(Document section)
*****

I am looking for carb counting classes to take to help with the insulin pump. I want to say thanks for the support everyone has given.
Nice to see your update. I'm glad you finally went on insulin...once you work out the kinks, I'm sure you'll feel a lot better.
I am concerned, though, that no one is giving you the training you need to manage well on insulin. Why do you say the Lantus was not working? Lantus is a basal insulin...it is supposed to manage just your basic metabolic needs. Once you get the right dose of Lantus, it should keep your blood sugar regulated if you don't eat, without making you go too low. Then the humalog should be geared to your food...not a set amount 3 times a day but rather an insulin to carb ratio. This requires that you learn how to count carbs when you eat. Sounds complicated, but it's not really all that difficult, as most of us eat many of the same foods all the time so we get to know those by heart (i.e., 1 orange = 15g carbs, 1 apple = 15g carbs, my cereal (Cheerios) 1 cup = 20g carbs, etc.) Most people start off at 1 unit to every ten grams of carbs. So, when you eat, you count the carb grams and give yourself a unit for every 10 g of carbs...if your meal is, say, 55g of carbs, you'd give yourself 5.5 units. If you find that you're always high at two hours after meals, then you may need a higher ratio, such as 1 unit to 9 or even 8 grams of carbs. If you're always low, then you'd need a lower ratio, such as 1 unit to 11 or 12 grams of carbs.
Another ratio that you and your doctor need to figure out for yourself is a correction ratio. That is exactly how much one unit of insulin will lower your blood sugar. Mine is 30 points for one unit. So if my blood sugar was 315 before bedtime and I hadn't taken any humalog for at least 3 hours and my bedtime target bg was, say, 140, then I'd need to lower it by 175 which would mean I'd need 5.8 units (which on shots I would round to 6 units)...not 10!
All of this sounds really complicated, but it's truly not as bad as it sounds! Usually it takes only a week or two to get the insulin to carb and the correction ratios figured out , and then it rarely changes. And you'd have to learn how to count carbs anyway if you're planning to go on a pump...without that, a pump is just a waste of money.

*****

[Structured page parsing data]

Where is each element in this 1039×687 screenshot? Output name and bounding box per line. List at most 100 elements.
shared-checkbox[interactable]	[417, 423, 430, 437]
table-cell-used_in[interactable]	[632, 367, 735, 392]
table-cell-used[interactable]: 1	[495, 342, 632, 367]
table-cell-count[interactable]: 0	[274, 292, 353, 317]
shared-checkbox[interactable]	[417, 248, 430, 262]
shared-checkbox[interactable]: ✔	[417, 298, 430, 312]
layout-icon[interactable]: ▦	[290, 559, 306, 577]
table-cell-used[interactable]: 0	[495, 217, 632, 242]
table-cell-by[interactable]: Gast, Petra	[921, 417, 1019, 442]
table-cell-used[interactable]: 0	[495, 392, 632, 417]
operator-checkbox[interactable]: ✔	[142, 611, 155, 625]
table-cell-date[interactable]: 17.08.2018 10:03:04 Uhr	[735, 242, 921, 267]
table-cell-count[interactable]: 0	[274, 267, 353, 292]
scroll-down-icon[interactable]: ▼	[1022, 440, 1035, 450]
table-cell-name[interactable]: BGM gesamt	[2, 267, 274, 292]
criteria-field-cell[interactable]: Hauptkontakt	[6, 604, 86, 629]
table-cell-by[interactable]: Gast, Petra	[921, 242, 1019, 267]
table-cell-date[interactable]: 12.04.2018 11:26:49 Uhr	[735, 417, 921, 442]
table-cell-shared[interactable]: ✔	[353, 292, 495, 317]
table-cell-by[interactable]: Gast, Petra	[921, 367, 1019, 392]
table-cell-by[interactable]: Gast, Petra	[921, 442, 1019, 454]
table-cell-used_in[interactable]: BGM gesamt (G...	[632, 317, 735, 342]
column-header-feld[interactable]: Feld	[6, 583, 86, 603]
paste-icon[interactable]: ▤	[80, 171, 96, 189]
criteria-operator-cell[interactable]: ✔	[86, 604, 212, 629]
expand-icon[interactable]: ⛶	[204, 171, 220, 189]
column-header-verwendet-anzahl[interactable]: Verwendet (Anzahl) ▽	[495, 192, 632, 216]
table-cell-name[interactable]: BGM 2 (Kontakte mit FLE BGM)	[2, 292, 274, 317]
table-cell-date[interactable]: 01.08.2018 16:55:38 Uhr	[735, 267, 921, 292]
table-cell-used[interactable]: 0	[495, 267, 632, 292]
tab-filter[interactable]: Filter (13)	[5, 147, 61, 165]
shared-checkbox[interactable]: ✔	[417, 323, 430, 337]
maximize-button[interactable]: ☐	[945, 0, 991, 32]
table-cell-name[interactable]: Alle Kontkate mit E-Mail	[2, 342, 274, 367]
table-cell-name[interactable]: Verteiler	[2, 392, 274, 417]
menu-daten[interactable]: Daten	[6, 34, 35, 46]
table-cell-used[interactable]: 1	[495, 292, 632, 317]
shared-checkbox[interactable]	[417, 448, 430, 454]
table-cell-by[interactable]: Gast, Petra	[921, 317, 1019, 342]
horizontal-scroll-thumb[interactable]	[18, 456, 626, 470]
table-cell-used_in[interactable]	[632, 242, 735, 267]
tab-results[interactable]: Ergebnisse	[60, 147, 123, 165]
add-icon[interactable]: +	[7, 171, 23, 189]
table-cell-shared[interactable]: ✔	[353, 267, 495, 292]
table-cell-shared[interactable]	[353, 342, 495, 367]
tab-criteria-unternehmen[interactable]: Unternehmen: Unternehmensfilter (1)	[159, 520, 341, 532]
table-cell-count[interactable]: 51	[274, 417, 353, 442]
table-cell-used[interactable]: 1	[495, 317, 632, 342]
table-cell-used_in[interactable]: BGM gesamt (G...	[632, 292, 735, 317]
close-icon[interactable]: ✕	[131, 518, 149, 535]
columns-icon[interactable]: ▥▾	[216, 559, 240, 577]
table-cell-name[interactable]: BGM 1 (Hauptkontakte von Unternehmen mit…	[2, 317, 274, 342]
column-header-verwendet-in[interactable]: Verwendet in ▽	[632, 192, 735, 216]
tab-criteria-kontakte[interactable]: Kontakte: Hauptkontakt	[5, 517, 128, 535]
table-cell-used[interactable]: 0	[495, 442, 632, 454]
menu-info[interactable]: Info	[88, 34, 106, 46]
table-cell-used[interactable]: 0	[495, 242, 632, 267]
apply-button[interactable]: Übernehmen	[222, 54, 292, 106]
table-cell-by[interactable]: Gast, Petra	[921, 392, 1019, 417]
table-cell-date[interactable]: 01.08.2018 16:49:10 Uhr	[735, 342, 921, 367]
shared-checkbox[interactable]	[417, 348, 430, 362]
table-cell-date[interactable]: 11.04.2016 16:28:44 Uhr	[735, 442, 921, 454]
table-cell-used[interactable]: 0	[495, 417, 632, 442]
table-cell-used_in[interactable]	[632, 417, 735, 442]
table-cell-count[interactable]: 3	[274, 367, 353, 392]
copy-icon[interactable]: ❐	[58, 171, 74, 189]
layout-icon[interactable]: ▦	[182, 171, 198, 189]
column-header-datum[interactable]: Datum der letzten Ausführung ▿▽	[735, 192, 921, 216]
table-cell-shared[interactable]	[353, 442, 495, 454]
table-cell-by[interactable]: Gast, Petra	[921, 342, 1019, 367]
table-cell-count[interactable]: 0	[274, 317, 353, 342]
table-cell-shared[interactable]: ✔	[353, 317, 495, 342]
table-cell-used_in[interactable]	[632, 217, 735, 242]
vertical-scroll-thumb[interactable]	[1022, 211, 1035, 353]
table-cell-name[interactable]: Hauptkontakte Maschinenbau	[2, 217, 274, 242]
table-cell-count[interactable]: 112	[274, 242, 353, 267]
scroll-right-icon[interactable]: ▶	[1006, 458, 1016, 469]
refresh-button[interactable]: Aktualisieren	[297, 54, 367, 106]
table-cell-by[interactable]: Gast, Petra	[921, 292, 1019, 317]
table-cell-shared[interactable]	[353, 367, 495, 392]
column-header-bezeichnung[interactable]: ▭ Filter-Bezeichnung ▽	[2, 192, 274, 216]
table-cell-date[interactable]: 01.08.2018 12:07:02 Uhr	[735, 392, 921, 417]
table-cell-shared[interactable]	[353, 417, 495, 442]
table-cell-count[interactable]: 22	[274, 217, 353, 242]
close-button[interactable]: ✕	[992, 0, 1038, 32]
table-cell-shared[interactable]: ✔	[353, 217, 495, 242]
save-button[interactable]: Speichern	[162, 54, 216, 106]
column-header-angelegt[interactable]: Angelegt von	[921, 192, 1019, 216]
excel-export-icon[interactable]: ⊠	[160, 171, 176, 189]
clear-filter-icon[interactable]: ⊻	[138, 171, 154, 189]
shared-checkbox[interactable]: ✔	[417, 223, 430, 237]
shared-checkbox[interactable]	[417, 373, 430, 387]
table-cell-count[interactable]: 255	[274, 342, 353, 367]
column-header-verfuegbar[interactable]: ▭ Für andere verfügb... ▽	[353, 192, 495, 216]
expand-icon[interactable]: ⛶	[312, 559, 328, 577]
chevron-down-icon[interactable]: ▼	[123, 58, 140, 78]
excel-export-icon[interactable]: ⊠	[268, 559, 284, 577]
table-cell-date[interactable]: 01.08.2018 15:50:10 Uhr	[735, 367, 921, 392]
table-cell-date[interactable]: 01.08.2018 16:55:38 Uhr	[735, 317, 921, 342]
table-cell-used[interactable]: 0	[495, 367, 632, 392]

*****

(Exercises)
A – In the insulin discussion, how much does one unit of insulin lower the writer's own blood sugar?
B – Carry the insulin discussion forward from its final sentence.

(Answer set)
A – One unit lowers it by 30 points.

B –
So my suggestion to you would be to ask your endo for a referral to a registered dietician for education on counting carbs; I'd also continue to take some sort of basal insulin...either lantus or levemir. You absolutely cannot get good 24-hour coverage just by taking humalog, because it only last for about 3 hours (four at best). By taking too much at meals you risk going low, and without a basal insulin you're going to be running high overnight. Once you go on a pump you can use just humalog to regulate...but you'd still have a "basal" rate which serves the same purpose as the lantus or levemir, and then you give yourself "bolus" shots which are geared to your insulin/carb ratio.
Well, Ruth beat me to it. I was a pumper for 5 years (stopped using it because I am a T1 with a pancreas transplant) and it was the best thing ever. It does take some work, but once you get the hang of it, it is fantastic. As Ruth said, you will need to learn to carb count and figure out your insulin to carb ratio. You will be your own little science experiement. The pump is nice because you can give fractions of a unit quite easily. Also, you can set different basal rates which can help with the dawn phenomenon much better than plain old lantus.
I hope that needles are more advanced now than they used to be.
I am on med now for 30 days, and after the bloods my dr. will
see if I can continue. I think she plans to. But I am worried about
the constant high Accucheck extreme level of glucose in the urine
and also the lithium, the bubbles -- i do worry about NDI.
My dr. told me that glucose in the urine excludes the possibility
of NDI or nephrology. Cross my fingers.